## What the task requires
Identify every line containing the word "title" and reproduce each one.

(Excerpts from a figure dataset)
··········

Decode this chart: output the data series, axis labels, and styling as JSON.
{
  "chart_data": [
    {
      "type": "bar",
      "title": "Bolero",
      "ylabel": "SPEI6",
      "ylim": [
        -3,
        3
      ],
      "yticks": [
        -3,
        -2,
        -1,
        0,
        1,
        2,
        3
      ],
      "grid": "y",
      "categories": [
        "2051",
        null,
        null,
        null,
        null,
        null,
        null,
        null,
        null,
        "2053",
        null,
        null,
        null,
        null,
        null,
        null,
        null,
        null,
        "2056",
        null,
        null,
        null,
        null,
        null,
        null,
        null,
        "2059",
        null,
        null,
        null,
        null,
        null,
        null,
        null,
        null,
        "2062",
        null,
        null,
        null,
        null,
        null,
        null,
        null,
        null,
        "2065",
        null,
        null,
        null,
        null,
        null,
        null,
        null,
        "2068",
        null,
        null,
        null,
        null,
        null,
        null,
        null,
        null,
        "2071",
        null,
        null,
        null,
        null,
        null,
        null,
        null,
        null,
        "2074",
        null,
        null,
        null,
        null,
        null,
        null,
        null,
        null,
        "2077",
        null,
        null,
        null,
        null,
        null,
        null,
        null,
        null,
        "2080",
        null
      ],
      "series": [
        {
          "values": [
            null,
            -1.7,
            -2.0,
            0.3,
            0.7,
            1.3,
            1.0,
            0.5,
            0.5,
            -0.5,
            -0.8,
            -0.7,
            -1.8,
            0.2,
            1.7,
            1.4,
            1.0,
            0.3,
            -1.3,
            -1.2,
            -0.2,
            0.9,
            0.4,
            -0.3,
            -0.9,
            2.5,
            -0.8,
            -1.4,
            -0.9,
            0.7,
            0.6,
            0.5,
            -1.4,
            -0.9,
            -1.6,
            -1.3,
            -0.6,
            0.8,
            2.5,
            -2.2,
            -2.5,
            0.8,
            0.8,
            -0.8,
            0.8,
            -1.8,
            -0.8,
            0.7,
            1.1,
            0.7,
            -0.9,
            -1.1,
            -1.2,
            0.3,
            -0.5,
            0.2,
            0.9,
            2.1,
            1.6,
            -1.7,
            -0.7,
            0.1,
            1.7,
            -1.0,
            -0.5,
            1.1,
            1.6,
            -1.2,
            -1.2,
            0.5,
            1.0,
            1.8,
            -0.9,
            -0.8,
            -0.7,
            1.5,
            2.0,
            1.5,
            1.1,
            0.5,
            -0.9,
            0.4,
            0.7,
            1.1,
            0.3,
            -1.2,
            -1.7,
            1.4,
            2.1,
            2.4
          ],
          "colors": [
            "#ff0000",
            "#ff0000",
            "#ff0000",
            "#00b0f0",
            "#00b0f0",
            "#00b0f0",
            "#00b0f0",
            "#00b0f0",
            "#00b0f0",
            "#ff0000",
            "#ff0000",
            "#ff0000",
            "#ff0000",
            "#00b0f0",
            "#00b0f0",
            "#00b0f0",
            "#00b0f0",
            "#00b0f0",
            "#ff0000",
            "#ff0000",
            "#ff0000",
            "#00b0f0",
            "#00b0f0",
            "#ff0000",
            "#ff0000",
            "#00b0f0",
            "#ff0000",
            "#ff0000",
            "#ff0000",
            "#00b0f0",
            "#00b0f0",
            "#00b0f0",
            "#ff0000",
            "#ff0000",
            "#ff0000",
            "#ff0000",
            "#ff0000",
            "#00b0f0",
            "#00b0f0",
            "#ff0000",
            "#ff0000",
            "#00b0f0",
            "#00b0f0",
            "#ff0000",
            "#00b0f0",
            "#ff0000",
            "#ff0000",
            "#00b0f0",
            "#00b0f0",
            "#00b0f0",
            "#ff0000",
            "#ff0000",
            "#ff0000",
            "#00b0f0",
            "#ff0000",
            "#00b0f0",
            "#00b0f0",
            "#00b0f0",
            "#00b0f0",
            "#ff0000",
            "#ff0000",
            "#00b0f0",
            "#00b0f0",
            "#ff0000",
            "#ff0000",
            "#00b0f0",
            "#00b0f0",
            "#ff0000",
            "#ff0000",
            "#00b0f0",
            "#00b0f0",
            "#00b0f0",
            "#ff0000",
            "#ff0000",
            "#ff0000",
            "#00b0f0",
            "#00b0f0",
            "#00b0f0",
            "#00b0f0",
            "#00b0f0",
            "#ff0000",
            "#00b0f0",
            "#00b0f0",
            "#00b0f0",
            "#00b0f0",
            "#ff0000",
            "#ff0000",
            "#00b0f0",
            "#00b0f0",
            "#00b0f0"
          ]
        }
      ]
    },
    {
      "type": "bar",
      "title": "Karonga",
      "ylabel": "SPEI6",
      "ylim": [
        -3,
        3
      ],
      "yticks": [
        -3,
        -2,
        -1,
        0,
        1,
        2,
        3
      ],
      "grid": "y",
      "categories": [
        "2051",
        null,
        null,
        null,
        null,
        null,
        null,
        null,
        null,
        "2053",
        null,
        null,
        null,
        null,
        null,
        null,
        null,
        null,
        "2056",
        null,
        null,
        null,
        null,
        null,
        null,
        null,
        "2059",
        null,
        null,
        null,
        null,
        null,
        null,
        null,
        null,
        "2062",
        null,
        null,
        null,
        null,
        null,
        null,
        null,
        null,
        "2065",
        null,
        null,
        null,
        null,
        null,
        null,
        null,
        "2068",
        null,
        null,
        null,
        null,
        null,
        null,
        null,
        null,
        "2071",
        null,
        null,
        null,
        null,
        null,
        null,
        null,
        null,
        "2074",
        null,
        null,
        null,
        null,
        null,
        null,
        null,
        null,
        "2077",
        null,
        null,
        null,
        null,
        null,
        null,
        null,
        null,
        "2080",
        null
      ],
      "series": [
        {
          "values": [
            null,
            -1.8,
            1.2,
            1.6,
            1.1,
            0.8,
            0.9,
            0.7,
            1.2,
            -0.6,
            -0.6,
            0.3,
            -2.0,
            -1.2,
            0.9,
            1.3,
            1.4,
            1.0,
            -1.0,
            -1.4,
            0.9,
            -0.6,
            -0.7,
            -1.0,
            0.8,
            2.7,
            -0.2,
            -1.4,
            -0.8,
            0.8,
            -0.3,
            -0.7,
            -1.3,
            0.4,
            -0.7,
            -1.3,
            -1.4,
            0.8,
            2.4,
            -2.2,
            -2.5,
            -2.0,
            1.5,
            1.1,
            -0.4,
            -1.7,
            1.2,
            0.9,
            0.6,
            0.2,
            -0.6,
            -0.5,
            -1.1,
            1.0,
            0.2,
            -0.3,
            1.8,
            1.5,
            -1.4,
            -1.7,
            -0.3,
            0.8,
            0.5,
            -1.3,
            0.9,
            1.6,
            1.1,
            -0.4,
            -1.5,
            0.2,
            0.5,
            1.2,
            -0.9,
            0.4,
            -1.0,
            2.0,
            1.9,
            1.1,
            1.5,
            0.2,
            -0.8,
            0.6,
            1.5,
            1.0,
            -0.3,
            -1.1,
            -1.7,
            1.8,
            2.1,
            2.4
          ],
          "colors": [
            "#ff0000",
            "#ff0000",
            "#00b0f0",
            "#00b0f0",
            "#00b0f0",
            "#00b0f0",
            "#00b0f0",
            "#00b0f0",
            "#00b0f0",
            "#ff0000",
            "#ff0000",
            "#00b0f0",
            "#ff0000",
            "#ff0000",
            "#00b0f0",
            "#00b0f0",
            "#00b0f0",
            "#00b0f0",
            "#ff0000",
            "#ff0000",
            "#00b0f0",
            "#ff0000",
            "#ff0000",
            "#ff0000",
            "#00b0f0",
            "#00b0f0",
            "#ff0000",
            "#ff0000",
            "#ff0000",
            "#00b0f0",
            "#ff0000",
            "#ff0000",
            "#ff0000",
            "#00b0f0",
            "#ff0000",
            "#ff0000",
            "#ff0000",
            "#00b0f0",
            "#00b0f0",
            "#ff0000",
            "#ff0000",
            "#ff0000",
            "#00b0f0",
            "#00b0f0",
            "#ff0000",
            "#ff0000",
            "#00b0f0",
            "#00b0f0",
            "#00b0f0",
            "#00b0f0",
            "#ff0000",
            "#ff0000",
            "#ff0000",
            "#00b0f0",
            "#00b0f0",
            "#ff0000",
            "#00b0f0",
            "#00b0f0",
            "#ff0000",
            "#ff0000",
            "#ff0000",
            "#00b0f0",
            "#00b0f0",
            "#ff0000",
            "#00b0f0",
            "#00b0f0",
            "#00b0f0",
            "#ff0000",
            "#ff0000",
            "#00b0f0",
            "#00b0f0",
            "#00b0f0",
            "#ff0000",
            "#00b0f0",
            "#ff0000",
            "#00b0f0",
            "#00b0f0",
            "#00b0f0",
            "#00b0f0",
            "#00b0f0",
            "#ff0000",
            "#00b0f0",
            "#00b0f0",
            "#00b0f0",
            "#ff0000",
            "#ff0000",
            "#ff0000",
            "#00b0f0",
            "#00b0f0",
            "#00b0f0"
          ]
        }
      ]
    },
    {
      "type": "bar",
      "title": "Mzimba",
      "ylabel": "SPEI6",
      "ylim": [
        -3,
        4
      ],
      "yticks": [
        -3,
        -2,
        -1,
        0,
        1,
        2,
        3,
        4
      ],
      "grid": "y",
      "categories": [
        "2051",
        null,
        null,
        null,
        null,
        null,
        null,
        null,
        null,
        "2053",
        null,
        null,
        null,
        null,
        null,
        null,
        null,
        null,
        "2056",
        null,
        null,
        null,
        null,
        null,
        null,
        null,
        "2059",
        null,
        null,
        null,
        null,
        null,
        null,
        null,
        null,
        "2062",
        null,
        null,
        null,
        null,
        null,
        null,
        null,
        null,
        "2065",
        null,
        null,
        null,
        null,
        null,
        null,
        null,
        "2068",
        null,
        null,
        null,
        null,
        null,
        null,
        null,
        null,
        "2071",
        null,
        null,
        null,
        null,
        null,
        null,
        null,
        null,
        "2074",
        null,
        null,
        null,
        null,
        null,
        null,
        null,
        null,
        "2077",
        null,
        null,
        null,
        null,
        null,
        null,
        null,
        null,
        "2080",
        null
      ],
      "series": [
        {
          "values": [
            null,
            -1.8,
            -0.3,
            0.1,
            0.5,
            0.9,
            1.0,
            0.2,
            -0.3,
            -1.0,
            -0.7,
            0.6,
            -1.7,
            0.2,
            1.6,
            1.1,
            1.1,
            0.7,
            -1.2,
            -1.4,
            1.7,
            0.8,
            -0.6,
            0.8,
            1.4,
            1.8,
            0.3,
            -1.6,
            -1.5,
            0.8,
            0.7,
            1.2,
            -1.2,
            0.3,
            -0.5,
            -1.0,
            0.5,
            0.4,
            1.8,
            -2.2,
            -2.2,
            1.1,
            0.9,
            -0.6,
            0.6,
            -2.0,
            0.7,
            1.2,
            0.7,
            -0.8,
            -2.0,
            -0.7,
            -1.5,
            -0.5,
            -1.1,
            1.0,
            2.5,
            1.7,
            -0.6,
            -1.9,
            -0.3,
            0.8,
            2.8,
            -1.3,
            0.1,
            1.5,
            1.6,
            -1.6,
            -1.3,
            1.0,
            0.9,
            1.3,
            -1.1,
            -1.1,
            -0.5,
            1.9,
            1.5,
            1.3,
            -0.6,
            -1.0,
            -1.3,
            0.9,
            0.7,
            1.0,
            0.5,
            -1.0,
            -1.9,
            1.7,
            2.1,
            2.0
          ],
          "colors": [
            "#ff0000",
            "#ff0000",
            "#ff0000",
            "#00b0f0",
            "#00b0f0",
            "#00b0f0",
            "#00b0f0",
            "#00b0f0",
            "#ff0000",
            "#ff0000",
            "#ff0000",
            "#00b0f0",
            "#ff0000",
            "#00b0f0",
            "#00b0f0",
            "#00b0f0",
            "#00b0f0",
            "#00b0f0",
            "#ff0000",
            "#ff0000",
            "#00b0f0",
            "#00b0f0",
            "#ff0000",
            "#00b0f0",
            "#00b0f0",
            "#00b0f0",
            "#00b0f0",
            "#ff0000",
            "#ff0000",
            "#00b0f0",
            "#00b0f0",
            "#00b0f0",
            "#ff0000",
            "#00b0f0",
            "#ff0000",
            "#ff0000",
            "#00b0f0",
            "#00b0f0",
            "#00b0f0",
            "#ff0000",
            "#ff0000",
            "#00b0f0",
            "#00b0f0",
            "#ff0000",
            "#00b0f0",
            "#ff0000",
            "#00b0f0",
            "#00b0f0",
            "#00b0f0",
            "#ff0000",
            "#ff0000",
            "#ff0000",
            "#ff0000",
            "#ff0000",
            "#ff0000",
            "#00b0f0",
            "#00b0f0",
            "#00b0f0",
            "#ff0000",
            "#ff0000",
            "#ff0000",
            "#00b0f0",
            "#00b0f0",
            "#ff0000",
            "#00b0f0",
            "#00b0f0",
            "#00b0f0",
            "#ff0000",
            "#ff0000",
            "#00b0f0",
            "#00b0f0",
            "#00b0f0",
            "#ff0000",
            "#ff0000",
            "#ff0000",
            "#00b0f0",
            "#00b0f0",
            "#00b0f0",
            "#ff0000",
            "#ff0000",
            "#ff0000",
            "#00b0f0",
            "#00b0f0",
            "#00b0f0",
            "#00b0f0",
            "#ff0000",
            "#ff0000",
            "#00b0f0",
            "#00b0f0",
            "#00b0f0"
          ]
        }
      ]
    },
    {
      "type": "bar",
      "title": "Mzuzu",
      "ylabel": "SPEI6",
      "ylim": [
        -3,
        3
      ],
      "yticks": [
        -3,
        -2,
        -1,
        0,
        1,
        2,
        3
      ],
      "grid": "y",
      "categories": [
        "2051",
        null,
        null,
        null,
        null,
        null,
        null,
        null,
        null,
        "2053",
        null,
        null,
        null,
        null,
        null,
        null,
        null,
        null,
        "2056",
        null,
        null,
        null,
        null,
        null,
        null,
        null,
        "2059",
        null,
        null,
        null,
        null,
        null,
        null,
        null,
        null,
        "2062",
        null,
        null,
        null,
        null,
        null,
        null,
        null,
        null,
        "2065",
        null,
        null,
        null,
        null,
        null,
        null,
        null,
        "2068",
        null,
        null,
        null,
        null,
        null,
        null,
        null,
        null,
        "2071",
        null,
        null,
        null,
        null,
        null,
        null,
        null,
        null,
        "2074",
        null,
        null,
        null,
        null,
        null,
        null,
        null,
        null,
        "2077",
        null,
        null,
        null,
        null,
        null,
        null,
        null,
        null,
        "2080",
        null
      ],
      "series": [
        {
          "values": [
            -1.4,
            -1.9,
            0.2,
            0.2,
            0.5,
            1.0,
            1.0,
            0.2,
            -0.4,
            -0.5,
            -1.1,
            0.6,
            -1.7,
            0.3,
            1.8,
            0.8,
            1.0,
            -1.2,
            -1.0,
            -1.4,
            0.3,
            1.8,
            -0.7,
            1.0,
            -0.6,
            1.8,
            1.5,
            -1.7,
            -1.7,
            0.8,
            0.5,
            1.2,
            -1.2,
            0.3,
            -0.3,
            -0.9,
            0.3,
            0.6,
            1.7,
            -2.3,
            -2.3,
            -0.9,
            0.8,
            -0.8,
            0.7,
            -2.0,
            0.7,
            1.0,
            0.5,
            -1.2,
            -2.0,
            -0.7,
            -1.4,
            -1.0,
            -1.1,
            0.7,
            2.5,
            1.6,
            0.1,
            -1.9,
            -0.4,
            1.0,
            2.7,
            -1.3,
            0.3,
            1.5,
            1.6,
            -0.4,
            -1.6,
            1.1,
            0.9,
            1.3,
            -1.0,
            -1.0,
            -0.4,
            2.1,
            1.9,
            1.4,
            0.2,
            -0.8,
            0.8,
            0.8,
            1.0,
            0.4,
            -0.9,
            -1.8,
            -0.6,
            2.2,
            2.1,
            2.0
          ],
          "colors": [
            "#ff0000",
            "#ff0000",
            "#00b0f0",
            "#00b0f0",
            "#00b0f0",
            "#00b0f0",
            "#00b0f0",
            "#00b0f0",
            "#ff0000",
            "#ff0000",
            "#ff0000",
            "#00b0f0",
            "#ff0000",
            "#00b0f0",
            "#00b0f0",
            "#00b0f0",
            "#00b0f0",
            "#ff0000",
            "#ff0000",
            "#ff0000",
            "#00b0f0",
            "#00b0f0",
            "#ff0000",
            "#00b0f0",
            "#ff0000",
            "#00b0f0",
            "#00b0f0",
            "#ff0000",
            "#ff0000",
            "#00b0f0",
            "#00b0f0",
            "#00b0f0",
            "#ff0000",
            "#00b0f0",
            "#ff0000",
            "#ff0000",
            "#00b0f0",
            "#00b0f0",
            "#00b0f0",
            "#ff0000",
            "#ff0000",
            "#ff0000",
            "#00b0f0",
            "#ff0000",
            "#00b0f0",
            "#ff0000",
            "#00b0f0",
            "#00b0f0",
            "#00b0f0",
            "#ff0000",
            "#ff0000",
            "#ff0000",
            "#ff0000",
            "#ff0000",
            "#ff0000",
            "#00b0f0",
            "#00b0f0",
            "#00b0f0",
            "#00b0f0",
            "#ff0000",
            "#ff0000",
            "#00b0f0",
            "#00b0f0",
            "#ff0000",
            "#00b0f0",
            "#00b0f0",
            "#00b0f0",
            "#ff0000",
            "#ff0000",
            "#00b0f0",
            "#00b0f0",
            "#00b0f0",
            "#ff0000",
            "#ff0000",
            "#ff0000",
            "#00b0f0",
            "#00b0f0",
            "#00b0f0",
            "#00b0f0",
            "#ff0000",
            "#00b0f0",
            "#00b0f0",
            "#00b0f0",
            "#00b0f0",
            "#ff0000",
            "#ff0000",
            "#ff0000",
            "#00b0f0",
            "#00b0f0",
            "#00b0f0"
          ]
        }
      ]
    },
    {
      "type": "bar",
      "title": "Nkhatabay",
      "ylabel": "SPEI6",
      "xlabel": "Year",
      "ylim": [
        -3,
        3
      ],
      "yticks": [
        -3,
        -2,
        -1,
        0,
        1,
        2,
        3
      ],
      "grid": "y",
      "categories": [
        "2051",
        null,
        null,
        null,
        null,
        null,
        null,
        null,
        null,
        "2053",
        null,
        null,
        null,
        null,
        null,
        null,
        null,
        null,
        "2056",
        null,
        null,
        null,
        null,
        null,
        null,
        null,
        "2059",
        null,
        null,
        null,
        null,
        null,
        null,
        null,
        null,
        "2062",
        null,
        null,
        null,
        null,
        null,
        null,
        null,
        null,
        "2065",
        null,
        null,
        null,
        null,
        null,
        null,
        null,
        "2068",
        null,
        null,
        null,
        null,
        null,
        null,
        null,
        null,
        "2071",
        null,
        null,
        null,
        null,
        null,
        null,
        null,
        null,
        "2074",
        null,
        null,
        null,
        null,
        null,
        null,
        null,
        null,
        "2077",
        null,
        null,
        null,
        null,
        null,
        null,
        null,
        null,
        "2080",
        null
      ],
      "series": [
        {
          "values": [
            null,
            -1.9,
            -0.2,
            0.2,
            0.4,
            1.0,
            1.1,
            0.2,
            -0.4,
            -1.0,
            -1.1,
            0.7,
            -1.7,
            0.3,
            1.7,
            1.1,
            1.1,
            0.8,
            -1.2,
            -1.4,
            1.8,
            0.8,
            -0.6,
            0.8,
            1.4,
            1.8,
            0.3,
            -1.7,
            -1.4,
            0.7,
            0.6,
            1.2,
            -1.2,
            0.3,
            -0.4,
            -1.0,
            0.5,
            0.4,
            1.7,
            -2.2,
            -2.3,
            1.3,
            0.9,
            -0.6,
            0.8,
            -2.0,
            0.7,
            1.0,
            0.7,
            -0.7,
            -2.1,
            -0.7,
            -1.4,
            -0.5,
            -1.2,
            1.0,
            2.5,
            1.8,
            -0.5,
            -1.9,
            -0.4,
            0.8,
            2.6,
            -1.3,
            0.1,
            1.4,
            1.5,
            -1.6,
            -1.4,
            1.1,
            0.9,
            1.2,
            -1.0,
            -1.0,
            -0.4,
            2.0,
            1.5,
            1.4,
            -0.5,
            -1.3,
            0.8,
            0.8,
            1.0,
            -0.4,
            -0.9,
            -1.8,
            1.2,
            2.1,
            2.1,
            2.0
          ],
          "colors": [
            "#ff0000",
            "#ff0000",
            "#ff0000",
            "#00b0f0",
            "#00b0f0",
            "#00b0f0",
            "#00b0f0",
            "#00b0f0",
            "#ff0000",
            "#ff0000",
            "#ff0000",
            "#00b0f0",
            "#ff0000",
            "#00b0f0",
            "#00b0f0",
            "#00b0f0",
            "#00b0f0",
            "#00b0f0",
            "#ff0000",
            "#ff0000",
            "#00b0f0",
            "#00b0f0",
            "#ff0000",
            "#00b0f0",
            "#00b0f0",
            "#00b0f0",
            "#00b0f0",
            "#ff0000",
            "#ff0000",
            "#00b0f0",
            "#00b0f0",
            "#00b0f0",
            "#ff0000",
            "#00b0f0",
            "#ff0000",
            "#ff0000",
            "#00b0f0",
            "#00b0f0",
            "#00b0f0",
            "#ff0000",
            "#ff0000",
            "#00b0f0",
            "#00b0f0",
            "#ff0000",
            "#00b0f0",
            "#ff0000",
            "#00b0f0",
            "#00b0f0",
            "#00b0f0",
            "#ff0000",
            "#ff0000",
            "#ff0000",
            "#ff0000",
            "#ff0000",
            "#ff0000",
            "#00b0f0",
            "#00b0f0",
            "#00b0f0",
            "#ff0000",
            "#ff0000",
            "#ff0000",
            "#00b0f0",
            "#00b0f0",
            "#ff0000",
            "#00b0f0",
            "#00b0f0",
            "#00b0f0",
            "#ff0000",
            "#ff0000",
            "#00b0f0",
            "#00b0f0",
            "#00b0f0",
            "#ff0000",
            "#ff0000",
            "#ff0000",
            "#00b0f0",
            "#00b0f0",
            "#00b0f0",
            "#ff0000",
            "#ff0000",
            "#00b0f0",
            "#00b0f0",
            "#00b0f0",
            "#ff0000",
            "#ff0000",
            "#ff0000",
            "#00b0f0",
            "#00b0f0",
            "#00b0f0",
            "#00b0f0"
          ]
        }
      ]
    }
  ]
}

··········

## Exercise output
      "title": "Bolero",
      "title": "Karonga",
      "title": "Mzimba",
      "title": "Mzuzu",
      "title": "Nkhatabay",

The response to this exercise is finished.